▸ Task to carry out
Would you output the whole listing below, exactly as it reads?

▸ Exercise material
+ + + + + + +
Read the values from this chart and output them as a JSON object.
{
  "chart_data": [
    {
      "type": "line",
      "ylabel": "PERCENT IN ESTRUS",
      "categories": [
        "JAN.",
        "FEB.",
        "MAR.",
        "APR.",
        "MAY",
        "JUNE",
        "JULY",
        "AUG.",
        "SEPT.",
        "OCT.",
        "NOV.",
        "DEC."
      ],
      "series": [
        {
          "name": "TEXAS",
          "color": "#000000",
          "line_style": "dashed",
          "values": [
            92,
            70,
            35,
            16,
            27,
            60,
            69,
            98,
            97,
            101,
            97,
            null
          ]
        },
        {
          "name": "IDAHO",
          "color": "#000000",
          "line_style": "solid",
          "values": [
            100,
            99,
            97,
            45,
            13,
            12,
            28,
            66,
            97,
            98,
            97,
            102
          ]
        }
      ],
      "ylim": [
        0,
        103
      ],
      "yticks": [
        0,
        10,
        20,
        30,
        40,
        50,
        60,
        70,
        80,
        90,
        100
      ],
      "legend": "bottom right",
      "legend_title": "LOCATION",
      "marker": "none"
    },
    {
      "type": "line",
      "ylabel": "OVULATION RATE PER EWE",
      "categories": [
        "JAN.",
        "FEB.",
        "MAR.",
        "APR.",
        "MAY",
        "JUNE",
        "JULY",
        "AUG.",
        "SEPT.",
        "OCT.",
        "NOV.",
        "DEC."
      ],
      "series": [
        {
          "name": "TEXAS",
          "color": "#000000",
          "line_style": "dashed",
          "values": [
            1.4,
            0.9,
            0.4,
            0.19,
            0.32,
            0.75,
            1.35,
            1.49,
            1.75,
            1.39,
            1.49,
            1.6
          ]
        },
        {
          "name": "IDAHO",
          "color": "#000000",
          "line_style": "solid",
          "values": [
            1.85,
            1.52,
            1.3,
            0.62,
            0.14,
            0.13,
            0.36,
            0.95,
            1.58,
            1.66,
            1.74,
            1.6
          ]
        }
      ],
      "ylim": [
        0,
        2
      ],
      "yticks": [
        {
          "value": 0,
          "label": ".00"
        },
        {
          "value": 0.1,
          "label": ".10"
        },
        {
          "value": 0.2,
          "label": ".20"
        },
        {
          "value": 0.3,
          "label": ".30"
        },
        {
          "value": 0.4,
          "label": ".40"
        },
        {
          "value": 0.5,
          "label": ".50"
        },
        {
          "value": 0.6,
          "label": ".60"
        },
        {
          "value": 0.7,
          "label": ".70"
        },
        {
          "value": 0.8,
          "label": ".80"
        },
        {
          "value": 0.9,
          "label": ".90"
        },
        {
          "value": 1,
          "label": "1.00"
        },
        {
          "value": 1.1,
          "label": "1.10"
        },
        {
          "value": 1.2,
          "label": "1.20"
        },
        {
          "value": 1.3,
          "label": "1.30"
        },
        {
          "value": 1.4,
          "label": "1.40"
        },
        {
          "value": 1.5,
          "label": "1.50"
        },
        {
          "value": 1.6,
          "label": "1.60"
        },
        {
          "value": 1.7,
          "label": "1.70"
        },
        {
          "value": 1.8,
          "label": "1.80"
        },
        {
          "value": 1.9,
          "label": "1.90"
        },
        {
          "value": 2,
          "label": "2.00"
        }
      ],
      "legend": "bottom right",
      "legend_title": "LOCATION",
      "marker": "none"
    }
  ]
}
+ + + + + + +
▸ Answer to this problem
Read the values from this chart and output them as a JSON object.
{
  "chart_data": [
    {
      "type": "line",
      "ylabel": "PERCENT IN ESTRUS",
      "categories": [
        "JAN.",
        "FEB.",
        "MAR.",
        "APR.",
        "MAY",
        "JUNE",
        "JULY",
        "AUG.",
        "SEPT.",
        "OCT.",
        "NOV.",
        "DEC."
      ],
      "series": [
        {
          "name": "TEXAS",
          "color": "#000000",
          "line_style": "dashed",
          "values": [
            92,
            70,
            35,
            16,
            27,
            60,
            69,
            98,
            97,
            101,
            97,
            null
          ]
        },
        {
          "name": "IDAHO",
          "color": "#000000",
          "line_style": "solid",
          "values": [
            100,
            99,
            97,
            45,
            13,
            12,
            28,
            66,
            97,
            98,
            97,
            102
          ]
        }
      ],
      "ylim": [
        0,
        103
      ],
      "yticks": [
        0,
        10,
        20,
        30,
        40,
        50,
        60,
        70,
        80,
        90,
        100
      ],
      "legend": "bottom right",
      "legend_title": "LOCATION",
      "marker": "none"
    },
    {
      "type": "line",
      "ylabel": "OVULATION RATE PER EWE",
      "categories": [
        "JAN.",
        "FEB.",
        "MAR.",
        "APR.",
        "MAY",
        "JUNE",
        "JULY",
        "AUG.",
        "SEPT.",
        "OCT.",
        "NOV.",
        "DEC."
      ],
      "series": [
        {
          "name": "TEXAS",
          "color": "#000000",
          "line_style": "dashed",
          "values": [
            1.4,
            0.9,
            0.4,
            0.19,
            0.32,
            0.75,
            1.35,
            1.49,
            1.75,
            1.39,
            1.49,
            1.6
          ]
        },
        {
          "name": "IDAHO",
          "color": "#000000",
          "line_style": "solid",
          "values": [
            1.85,
            1.52,
            1.3,
            0.62,
            0.14,
            0.13,
            0.36,
            0.95,
            1.58,
            1.66,
            1.74,
            1.6
          ]
        }
      ],
      "ylim": [
        0,
        2
      ],
      "yticks": [
        {
          "value": 0,
          "label": ".00"
        },
        {
          "value": 0.1,
          "label": ".10"
        },
        {
          "value": 0.2,
          "label": ".20"
        },
        {
          "value": 0.3,
          "label": ".30"
        },
        {
          "value": 0.4,
          "label": ".40"
        },
        {
          "value": 0.5,
          "label": ".50"
        },
        {
          "value": 0.6,
          "label": ".60"
        },
        {
          "value": 0.7,
          "label": ".70"
        },
        {
          "value": 0.8,
          "label": ".80"
        },
        {
          "value": 0.9,
          "label": ".90"
        },
        {
          "value": 1,
          "label": "1.00"
        },
        {
          "value": 1.1,
          "label": "1.10"
        },
        {
          "value": 1.2,
          "label": "1.20"
        },
        {
          "value": 1.3,
          "label": "1.30"
        },
        {
          "value": 1.4,
          "label": "1.40"
        },
        {
          "value": 1.5,
          "label": "1.50"
        },
        {
          "value": 1.6,
          "label": "1.60"
        },
        {
          "value": 1.7,
          "label": "1.70"
        },
        {
          "value": 1.8,
          "label": "1.80"
        },
        {
          "value": 1.9,
          "label": "1.90"
        },
        {
          "value": 2,
          "label": "2.00"
        }
      ],
      "legend": "bottom right",
      "legend_title": "LOCATION",
      "marker": "none"
    }
  ]
}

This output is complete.